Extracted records
------------------------------------------------
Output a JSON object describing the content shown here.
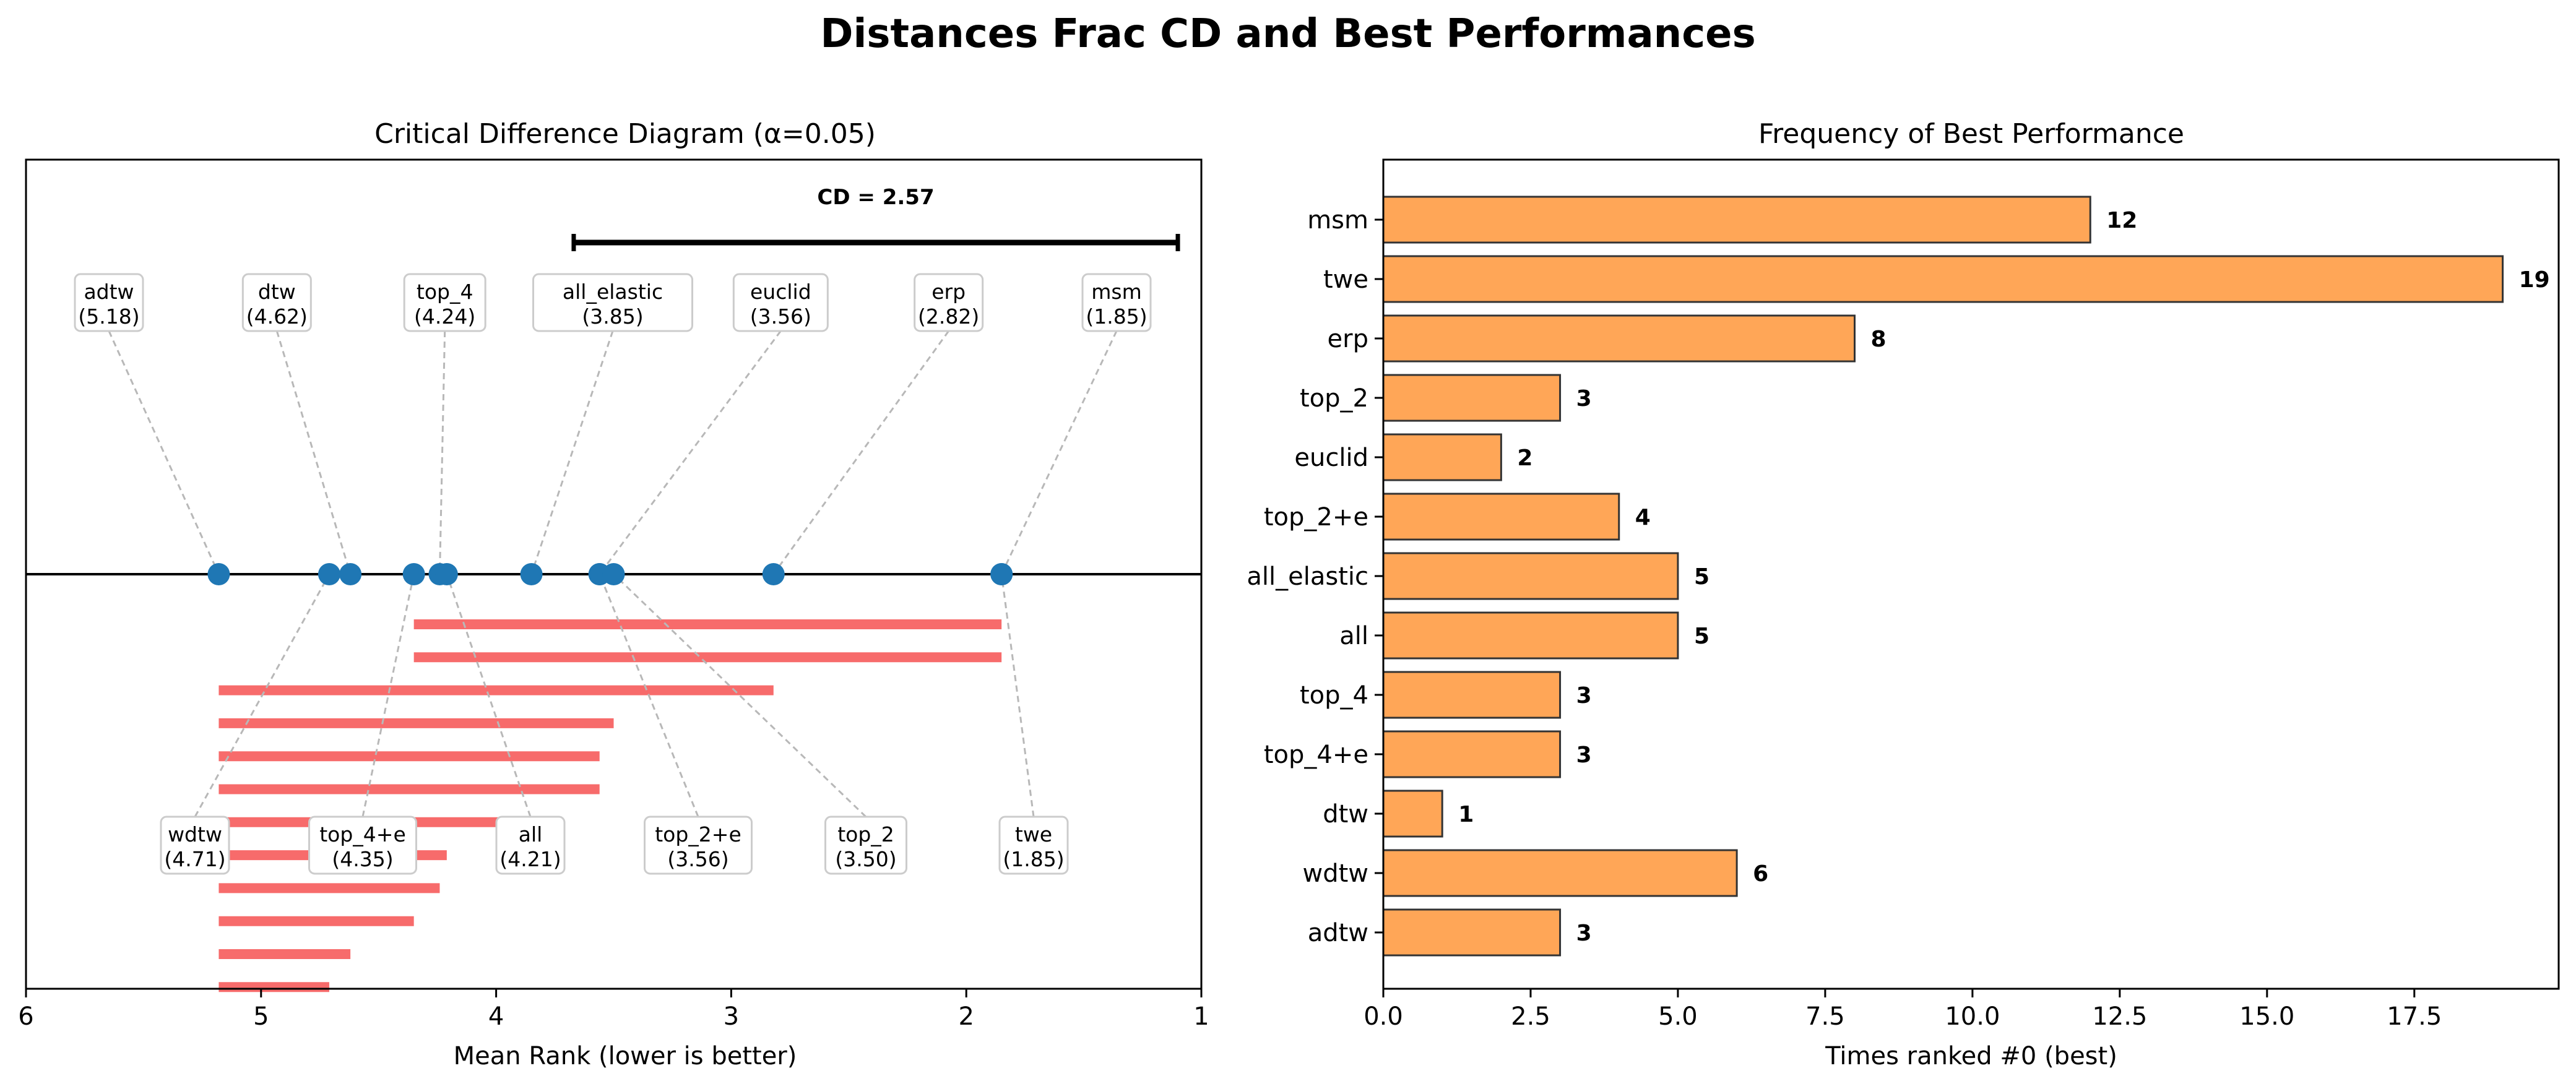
{
  "figure": {
    "title": "Distances Frac CD and Best Performances"
  },
  "colors": {
    "dot": "#1f77b4",
    "cd_bar": "#f76b6b",
    "bar_fill": "#ffa657",
    "bar_edge": "#333333",
    "axis": "#000000",
    "leader": "#b8b8b8",
    "label_box_edge": "#cccccc"
  },
  "chart_data": [
    {
      "type": "critical-difference",
      "title": "Critical Difference Diagram (α=0.05)",
      "xlabel": "Mean Rank (lower is better)",
      "xlim": [
        6,
        1
      ],
      "xticks": [
        "6",
        "5",
        "4",
        "3",
        "2",
        "1"
      ],
      "cd": {
        "value": 2.57,
        "label": "CD = 2.57"
      },
      "methods_top": [
        {
          "name": "adtw",
          "rank": 5.18,
          "rank_label": "(5.18)"
        },
        {
          "name": "dtw",
          "rank": 4.62,
          "rank_label": "(4.62)"
        },
        {
          "name": "top_4",
          "rank": 4.24,
          "rank_label": "(4.24)"
        },
        {
          "name": "all_elastic",
          "rank": 3.85,
          "rank_label": "(3.85)"
        },
        {
          "name": "euclid",
          "rank": 3.56,
          "rank_label": "(3.56)"
        },
        {
          "name": "erp",
          "rank": 2.82,
          "rank_label": "(2.82)"
        },
        {
          "name": "msm",
          "rank": 1.85,
          "rank_label": "(1.85)"
        }
      ],
      "methods_bottom": [
        {
          "name": "wdtw",
          "rank": 4.71,
          "rank_label": "(4.71)"
        },
        {
          "name": "top_4+e",
          "rank": 4.35,
          "rank_label": "(4.35)"
        },
        {
          "name": "all",
          "rank": 4.21,
          "rank_label": "(4.21)"
        },
        {
          "name": "top_2+e",
          "rank": 3.56,
          "rank_label": "(3.56)"
        },
        {
          "name": "top_2",
          "rank": 3.5,
          "rank_label": "(3.50)"
        },
        {
          "name": "twe",
          "rank": 1.85,
          "rank_label": "(1.85)"
        }
      ],
      "cliques": [
        [
          4.35,
          1.85
        ],
        [
          4.35,
          1.85
        ],
        [
          5.18,
          2.82
        ],
        [
          5.18,
          3.5
        ],
        [
          5.18,
          3.56
        ],
        [
          5.18,
          3.56
        ],
        [
          5.18,
          3.85
        ],
        [
          5.18,
          4.21
        ],
        [
          5.18,
          4.24
        ],
        [
          5.18,
          4.35
        ],
        [
          5.18,
          4.62
        ],
        [
          5.18,
          4.71
        ]
      ]
    },
    {
      "type": "bar",
      "orientation": "horizontal",
      "title": "Frequency of Best Performance",
      "xlabel": "Times ranked #0 (best)",
      "xlim": [
        0,
        19.95
      ],
      "xticks": [
        0,
        2.5,
        5,
        7.5,
        10,
        12.5,
        15,
        17.5
      ],
      "xtick_labels": [
        "0.0",
        "2.5",
        "5.0",
        "7.5",
        "10.0",
        "12.5",
        "15.0",
        "17.5"
      ],
      "categories": [
        "msm",
        "twe",
        "erp",
        "top_2",
        "euclid",
        "top_2+e",
        "all_elastic",
        "all",
        "top_4",
        "top_4+e",
        "dtw",
        "wdtw",
        "adtw"
      ],
      "values": [
        12,
        19,
        8,
        3,
        2,
        4,
        5,
        5,
        3,
        3,
        1,
        6,
        3
      ]
    }
  ]
}
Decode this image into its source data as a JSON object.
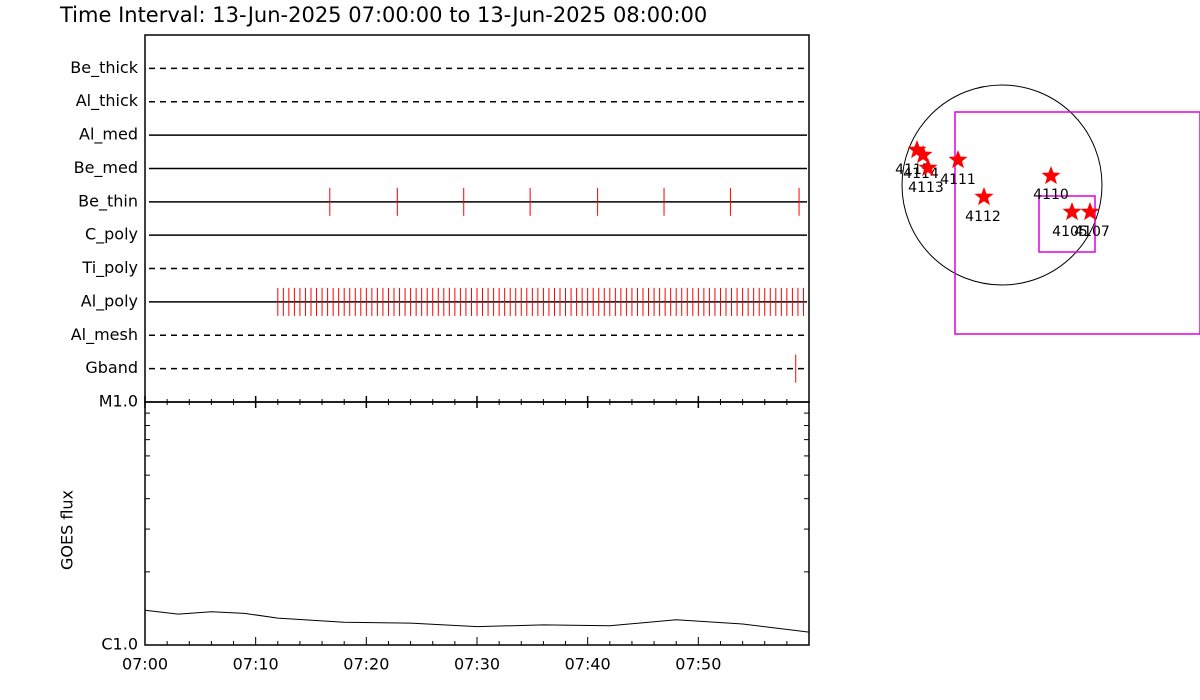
{
  "chart_data": [
    {
      "type": "timeline",
      "title": "Time Interval: 13-Jun-2025 07:00:00 to 13-Jun-2025 08:00:00",
      "xlim": [
        0,
        60
      ],
      "color": "#ff0000",
      "rows": [
        {
          "name": "Be_thick",
          "style": "dashed",
          "events": []
        },
        {
          "name": "Al_thick",
          "style": "dashed",
          "events": []
        },
        {
          "name": "Al_med",
          "style": "solid",
          "events": []
        },
        {
          "name": "Be_med",
          "style": "solid",
          "events": []
        },
        {
          "name": "Be_thin",
          "style": "solid",
          "events": [
            16.7,
            22.8,
            28.8,
            34.8,
            40.9,
            46.9,
            52.9,
            59.1
          ]
        },
        {
          "name": "C_poly",
          "style": "solid",
          "events": []
        },
        {
          "name": "Ti_poly",
          "style": "dashed",
          "events": []
        },
        {
          "name": "Al_poly",
          "style": "solid",
          "events": [
            12,
            12.5,
            13,
            13.5,
            14,
            14.5,
            15,
            15.5,
            16,
            16.5,
            17,
            17.5,
            18,
            18.5,
            19,
            19.5,
            20,
            20.5,
            21,
            21.5,
            22,
            22.5,
            23,
            23.5,
            24,
            24.5,
            25,
            25.5,
            26,
            26.5,
            27,
            27.5,
            28,
            28.5,
            29,
            29.5,
            30,
            30.5,
            31,
            31.5,
            32,
            32.5,
            33,
            33.5,
            34,
            34.5,
            35,
            35.5,
            36,
            36.5,
            37,
            37.5,
            38,
            38.5,
            39,
            39.5,
            40,
            40.5,
            41,
            41.5,
            42,
            42.5,
            43,
            43.5,
            44,
            44.5,
            45,
            45.5,
            46,
            46.5,
            47,
            47.5,
            48,
            48.5,
            49,
            49.5,
            50,
            50.5,
            51,
            51.5,
            52,
            52.5,
            53,
            53.5,
            54,
            54.5,
            55,
            55.5,
            56,
            56.5,
            57,
            57.5,
            58,
            58.5,
            59,
            59.5
          ]
        },
        {
          "name": "Al_mesh",
          "style": "dashed",
          "events": []
        },
        {
          "name": "Gband",
          "style": "dashed",
          "events": [
            58.8
          ]
        }
      ]
    },
    {
      "type": "line",
      "ylabel": "GOES flux",
      "log": true,
      "x": [
        0,
        3,
        6,
        9,
        12,
        18,
        24,
        30,
        36,
        42,
        48,
        54,
        60
      ],
      "values": [
        1.39e-06,
        1.34e-06,
        1.37e-06,
        1.35e-06,
        1.29e-06,
        1.24e-06,
        1.23e-06,
        1.19e-06,
        1.21e-06,
        1.2e-06,
        1.27e-06,
        1.22e-06,
        1.13e-06
      ],
      "xlim": [
        0,
        60
      ],
      "xticks": [
        {
          "value": 0,
          "label": "07:00"
        },
        {
          "value": 10,
          "label": "07:10"
        },
        {
          "value": 20,
          "label": "07:20"
        },
        {
          "value": 30,
          "label": "07:30"
        },
        {
          "value": 40,
          "label": "07:40"
        },
        {
          "value": 50,
          "label": "07:50"
        }
      ],
      "xminor": [
        2,
        4,
        6,
        8,
        12,
        14,
        16,
        18,
        22,
        24,
        26,
        28,
        32,
        34,
        36,
        38,
        42,
        44,
        46,
        48,
        52,
        54,
        56,
        58
      ],
      "ylim": [
        1e-06,
        1e-05
      ],
      "yticks": [
        {
          "value": 1e-06,
          "label": "C1.0"
        },
        {
          "value": 1e-05,
          "label": "M1.0"
        }
      ],
      "yminor": [
        2e-06,
        3e-06,
        4e-06,
        5e-06,
        6e-06,
        7e-06,
        8e-06,
        9e-06
      ]
    }
  ],
  "map": {
    "regions": [
      "4117",
      "4114",
      "4113",
      "4111",
      "4112",
      "4110",
      "4105",
      "4107"
    ]
  }
}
------------------------------------------------
▶ [Stated exercise]:
Exactly as written, return every line of the listing, but not the pictures.

▶ [Exercise result]:
Output a JSON object describing the content shown here.
{
  "figure": {
    "title": "Distances Frac CD and Best Performances"
  },
  "colors": {
    "dot": "#1f77b4",
    "cd_bar": "#f76b6b",
    "bar_fill": "#ffa657",
    "bar_edge": "#333333",
    "axis": "#000000",
    "leader": "#b8b8b8",
    "label_box_edge": "#cccccc"
  },
  "chart_data": [
    {
      "type": "critical-difference",
      "title": "Critical Difference Diagram (α=0.05)",
      "xlabel": "Mean Rank (lower is better)",
      "xlim": [
        6,
        1
      ],
      "xticks": [
        "6",
        "5",
        "4",
        "3",
        "2",
        "1"
      ],
      "cd": {
        "value": 2.57,
        "label": "CD = 2.57"
      },
      "methods_top": [
        {
          "name": "adtw",
          "rank": 5.18,
          "rank_label": "(5.18)"
        },
        {
          "name": "dtw",
          "rank": 4.62,
          "rank_label": "(4.62)"
        },
        {
          "name": "top_4",
          "rank": 4.24,
          "rank_label": "(4.24)"
        },
        {
          "name": "all_elastic",
          "rank": 3.85,
          "rank_label": "(3.85)"
        },
        {
          "name": "euclid",
          "rank": 3.56,
          "rank_label": "(3.56)"
        },
        {
          "name": "erp",
          "rank": 2.82,
          "rank_label": "(2.82)"
        },
        {
          "name": "msm",
          "rank": 1.85,
          "rank_label": "(1.85)"
        }
      ],
      "methods_bottom": [
        {
          "name": "wdtw",
          "rank": 4.71,
          "rank_label": "(4.71)"
        },
        {
          "name": "top_4+e",
          "rank": 4.35,
          "rank_label": "(4.35)"
        },
        {
          "name": "all",
          "rank": 4.21,
          "rank_label": "(4.21)"
        },
        {
          "name": "top_2+e",
          "rank": 3.56,
          "rank_label": "(3.56)"
        },
        {
          "name": "top_2",
          "rank": 3.5,
          "rank_label": "(3.50)"
        },
        {
          "name": "twe",
          "rank": 1.85,
          "rank_label": "(1.85)"
        }
      ],
      "cliques": [
        [
          4.35,
          1.85
        ],
        [
          4.35,
          1.85
        ],
        [
          5.18,
          2.82
        ],
        [
          5.18,
          3.5
        ],
        [
          5.18,
          3.56
        ],
        [
          5.18,
          3.56
        ],
        [
          5.18,
          3.85
        ],
        [
          5.18,
          4.21
        ],
        [
          5.18,
          4.24
        ],
        [
          5.18,
          4.35
        ],
        [
          5.18,
          4.62
        ],
        [
          5.18,
          4.71
        ]
      ]
    },
    {
      "type": "bar",
      "orientation": "horizontal",
      "title": "Frequency of Best Performance",
      "xlabel": "Times ranked #0 (best)",
      "xlim": [
        0,
        19.95
      ],
      "xticks": [
        0,
        2.5,
        5,
        7.5,
        10,
        12.5,
        15,
        17.5
      ],
      "xtick_labels": [
        "0.0",
        "2.5",
        "5.0",
        "7.5",
        "10.0",
        "12.5",
        "15.0",
        "17.5"
      ],
      "categories": [
        "msm",
        "twe",
        "erp",
        "top_2",
        "euclid",
        "top_2+e",
        "all_elastic",
        "all",
        "top_4",
        "top_4+e",
        "dtw",
        "wdtw",
        "adtw"
      ],
      "values": [
        12,
        19,
        8,
        3,
        2,
        4,
        5,
        5,
        3,
        3,
        1,
        6,
        3
      ]
    }
  ]
}
Decode this image into its source data as a JSON object.
{
  "chart_data": [
    {
      "type": "timeline",
      "title": "Time Interval: 13-Jun-2025 07:00:00 to 13-Jun-2025 08:00:00",
      "xlim": [
        0,
        60
      ],
      "color": "#ff0000",
      "rows": [
        {
          "name": "Be_thick",
          "style": "dashed",
          "events": []
        },
        {
          "name": "Al_thick",
          "style": "dashed",
          "events": []
        },
        {
          "name": "Al_med",
          "style": "solid",
          "events": []
        },
        {
          "name": "Be_med",
          "style": "solid",
          "events": []
        },
        {
          "name": "Be_thin",
          "style": "solid",
          "events": [
            16.7,
            22.8,
            28.8,
            34.8,
            40.9,
            46.9,
            52.9,
            59.1
          ]
        },
        {
          "name": "C_poly",
          "style": "solid",
          "events": []
        },
        {
          "name": "Ti_poly",
          "style": "dashed",
          "events": []
        },
        {
          "name": "Al_poly",
          "style": "solid",
          "events": [
            12,
            12.5,
            13,
            13.5,
            14,
            14.5,
            15,
            15.5,
            16,
            16.5,
            17,
            17.5,
            18,
            18.5,
            19,
            19.5,
            20,
            20.5,
            21,
            21.5,
            22,
            22.5,
            23,
            23.5,
            24,
            24.5,
            25,
            25.5,
            26,
            26.5,
            27,
            27.5,
            28,
            28.5,
            29,
            29.5,
            30,
            30.5,
            31,
            31.5,
            32,
            32.5,
            33,
            33.5,
            34,
            34.5,
            35,
            35.5,
            36,
            36.5,
            37,
            37.5,
            38,
            38.5,
            39,
            39.5,
            40,
            40.5,
            41,
            41.5,
            42,
            42.5,
            43,
            43.5,
            44,
            44.5,
            45,
            45.5,
            46,
            46.5,
            47,
            47.5,
            48,
            48.5,
            49,
            49.5,
            50,
            50.5,
            51,
            51.5,
            52,
            52.5,
            53,
            53.5,
            54,
            54.5,
            55,
            55.5,
            56,
            56.5,
            57,
            57.5,
            58,
            58.5,
            59,
            59.5
          ]
        },
        {
          "name": "Al_mesh",
          "style": "dashed",
          "events": []
        },
        {
          "name": "Gband",
          "style": "dashed",
          "events": [
            58.8
          ]
        }
      ]
    },
    {
      "type": "line",
      "ylabel": "GOES flux",
      "log": true,
      "x": [
        0,
        3,
        6,
        9,
        12,
        18,
        24,
        30,
        36,
        42,
        48,
        54,
        60
      ],
      "values": [
        1.39e-06,
        1.34e-06,
        1.37e-06,
        1.35e-06,
        1.29e-06,
        1.24e-06,
        1.23e-06,
        1.19e-06,
        1.21e-06,
        1.2e-06,
        1.27e-06,
        1.22e-06,
        1.13e-06
      ],
      "xlim": [
        0,
        60
      ],
      "xticks": [
        {
          "value": 0,
          "label": "07:00"
        },
        {
          "value": 10,
          "label": "07:10"
        },
        {
          "value": 20,
          "label": "07:20"
        },
        {
          "value": 30,
          "label": "07:30"
        },
        {
          "value": 40,
          "label": "07:40"
        },
        {
          "value": 50,
          "label": "07:50"
        }
      ],
      "xminor": [
        2,
        4,
        6,
        8,
        12,
        14,
        16,
        18,
        22,
        24,
        26,
        28,
        32,
        34,
        36,
        38,
        42,
        44,
        46,
        48,
        52,
        54,
        56,
        58
      ],
      "ylim": [
        1e-06,
        1e-05
      ],
      "yticks": [
        {
          "value": 1e-06,
          "label": "C1.0"
        },
        {
          "value": 1e-05,
          "label": "M1.0"
        }
      ],
      "yminor": [
        2e-06,
        3e-06,
        4e-06,
        5e-06,
        6e-06,
        7e-06,
        8e-06,
        9e-06
      ]
    }
  ],
  "map": {
    "regions": [
      "4117",
      "4114",
      "4113",
      "4111",
      "4112",
      "4110",
      "4105",
      "4107"
    ]
  }
}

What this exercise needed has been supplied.